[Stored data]
======
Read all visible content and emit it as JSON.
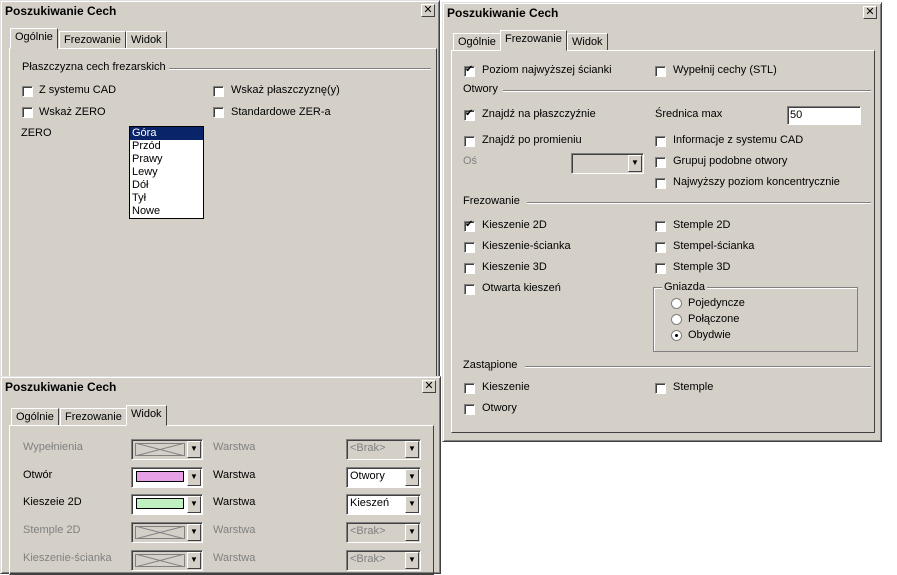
{
  "colors": {
    "face": "#d4d0c8",
    "selection": "#0a246a",
    "pink": "#e6a0e6",
    "green": "#c0f0c0"
  },
  "dialog_general": {
    "title": "Poszukiwanie Cech",
    "close_glyph": "✕",
    "tabs": [
      "Ogólnie",
      "Frezowanie",
      "Widok"
    ],
    "active_tab": "Ogólnie",
    "group_label": "Płaszczyzna cech frezarskich",
    "checkboxes": [
      {
        "label": "Z systemu CAD",
        "checked": false
      },
      {
        "label": "Wskaż płaszczyznę(y)",
        "checked": false
      },
      {
        "label": "Wskaż ZERO",
        "checked": false
      },
      {
        "label": "Standardowe ZER-a",
        "checked": false
      }
    ],
    "zero_label": "ZERO",
    "zero_options": [
      "Góra",
      "Przód",
      "Prawy",
      "Lewy",
      "Dół",
      "Tył",
      "Nowe"
    ],
    "zero_selected": "Góra"
  },
  "dialog_milling": {
    "title": "Poszukiwanie Cech",
    "close_glyph": "✕",
    "tabs": [
      "Ogólnie",
      "Frezowanie",
      "Widok"
    ],
    "active_tab": "Frezowanie",
    "top_checks": [
      {
        "label": "Poziom najwyższej ścianki",
        "checked": true
      },
      {
        "label": "Wypełnij cechy (STL)",
        "checked": false
      }
    ],
    "holes": {
      "label": "Otwory",
      "find_on_plane": {
        "label": "Znajdź na płaszczyźnie",
        "checked": true
      },
      "max_diameter_label": "Średnica max",
      "max_diameter_value": "50",
      "find_by_radius": {
        "label": "Znajdź po promieniu",
        "checked": false
      },
      "cad_info": {
        "label": "Informacje z systemu CAD",
        "checked": false
      },
      "axis_label": "Oś",
      "group_similar": {
        "label": "Grupuj podobne otwory",
        "checked": false
      },
      "top_concentric": {
        "label": "Najwyższy poziom koncentrycznie",
        "checked": false
      }
    },
    "milling": {
      "label": "Frezowanie",
      "items": [
        {
          "label": "Kieszenie 2D",
          "checked": true
        },
        {
          "label": "Stemple 2D",
          "checked": false
        },
        {
          "label": "Kieszenie-ścianka",
          "checked": false
        },
        {
          "label": "Stempel-ścianka",
          "checked": false
        },
        {
          "label": "Kieszenie 3D",
          "checked": false
        },
        {
          "label": "Stemple 3D",
          "checked": false
        },
        {
          "label": "Otwarta kieszeń",
          "checked": false
        }
      ],
      "sockets": {
        "label": "Gniazda",
        "options": [
          "Pojedyncze",
          "Połączone",
          "Obydwie"
        ],
        "selected": "Obydwie"
      }
    },
    "replaced": {
      "label": "Zastąpione",
      "items": [
        {
          "label": "Kieszenie",
          "checked": false
        },
        {
          "label": "Stemple",
          "checked": false
        },
        {
          "label": "Otwory",
          "checked": false
        }
      ]
    }
  },
  "dialog_view": {
    "title": "Poszukiwanie Cech",
    "close_glyph": "✕",
    "tabs": [
      "Ogólnie",
      "Frezowanie",
      "Widok"
    ],
    "active_tab": "Widok",
    "layer_label": "Warstwa",
    "rows": [
      {
        "label": "Wypełnienia",
        "enabled": false,
        "layer": "<Brak>"
      },
      {
        "label": "Otwór",
        "enabled": true,
        "color": "#e6a0e6",
        "layer": "Otwory"
      },
      {
        "label": "Kieszeie 2D",
        "enabled": true,
        "color": "#c0f0c0",
        "layer": "Kieszeń"
      },
      {
        "label": "Stemple 2D",
        "enabled": false,
        "layer": "<Brak>"
      },
      {
        "label": "Kieszenie-ścianka",
        "enabled": false,
        "layer": "<Brak>"
      }
    ]
  }
}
======
[AIM OF THE TASK]
Output the material word for word, omitting its pictures.

[RESULT OF THE TASK]
Read all visible content and emit it as JSON.
{
  "colors": {
    "face": "#d4d0c8",
    "selection": "#0a246a",
    "pink": "#e6a0e6",
    "green": "#c0f0c0"
  },
  "dialog_general": {
    "title": "Poszukiwanie Cech",
    "close_glyph": "✕",
    "tabs": [
      "Ogólnie",
      "Frezowanie",
      "Widok"
    ],
    "active_tab": "Ogólnie",
    "group_label": "Płaszczyzna cech frezarskich",
    "checkboxes": [
      {
        "label": "Z systemu CAD",
        "checked": false
      },
      {
        "label": "Wskaż płaszczyznę(y)",
        "checked": false
      },
      {
        "label": "Wskaż ZERO",
        "checked": false
      },
      {
        "label": "Standardowe ZER-a",
        "checked": false
      }
    ],
    "zero_label": "ZERO",
    "zero_options": [
      "Góra",
      "Przód",
      "Prawy",
      "Lewy",
      "Dół",
      "Tył",
      "Nowe"
    ],
    "zero_selected": "Góra"
  },
  "dialog_milling": {
    "title": "Poszukiwanie Cech",
    "close_glyph": "✕",
    "tabs": [
      "Ogólnie",
      "Frezowanie",
      "Widok"
    ],
    "active_tab": "Frezowanie",
    "top_checks": [
      {
        "label": "Poziom najwyższej ścianki",
        "checked": true
      },
      {
        "label": "Wypełnij cechy (STL)",
        "checked": false
      }
    ],
    "holes": {
      "label": "Otwory",
      "find_on_plane": {
        "label": "Znajdź na płaszczyźnie",
        "checked": true
      },
      "max_diameter_label": "Średnica max",
      "max_diameter_value": "50",
      "find_by_radius": {
        "label": "Znajdź po promieniu",
        "checked": false
      },
      "cad_info": {
        "label": "Informacje z systemu CAD",
        "checked": false
      },
      "axis_label": "Oś",
      "group_similar": {
        "label": "Grupuj podobne otwory",
        "checked": false
      },
      "top_concentric": {
        "label": "Najwyższy poziom koncentrycznie",
        "checked": false
      }
    },
    "milling": {
      "label": "Frezowanie",
      "items": [
        {
          "label": "Kieszenie 2D",
          "checked": true
        },
        {
          "label": "Stemple 2D",
          "checked": false
        },
        {
          "label": "Kieszenie-ścianka",
          "checked": false
        },
        {
          "label": "Stempel-ścianka",
          "checked": false
        },
        {
          "label": "Kieszenie 3D",
          "checked": false
        },
        {
          "label": "Stemple 3D",
          "checked": false
        },
        {
          "label": "Otwarta kieszeń",
          "checked": false
        }
      ],
      "sockets": {
        "label": "Gniazda",
        "options": [
          "Pojedyncze",
          "Połączone",
          "Obydwie"
        ],
        "selected": "Obydwie"
      }
    },
    "replaced": {
      "label": "Zastąpione",
      "items": [
        {
          "label": "Kieszenie",
          "checked": false
        },
        {
          "label": "Stemple",
          "checked": false
        },
        {
          "label": "Otwory",
          "checked": false
        }
      ]
    }
  },
  "dialog_view": {
    "title": "Poszukiwanie Cech",
    "close_glyph": "✕",
    "tabs": [
      "Ogólnie",
      "Frezowanie",
      "Widok"
    ],
    "active_tab": "Widok",
    "layer_label": "Warstwa",
    "rows": [
      {
        "label": "Wypełnienia",
        "enabled": false,
        "layer": "<Brak>"
      },
      {
        "label": "Otwór",
        "enabled": true,
        "color": "#e6a0e6",
        "layer": "Otwory"
      },
      {
        "label": "Kieszeie 2D",
        "enabled": true,
        "color": "#c0f0c0",
        "layer": "Kieszeń"
      },
      {
        "label": "Stemple 2D",
        "enabled": false,
        "layer": "<Brak>"
      },
      {
        "label": "Kieszenie-ścianka",
        "enabled": false,
        "layer": "<Brak>"
      }
    ]
  }
}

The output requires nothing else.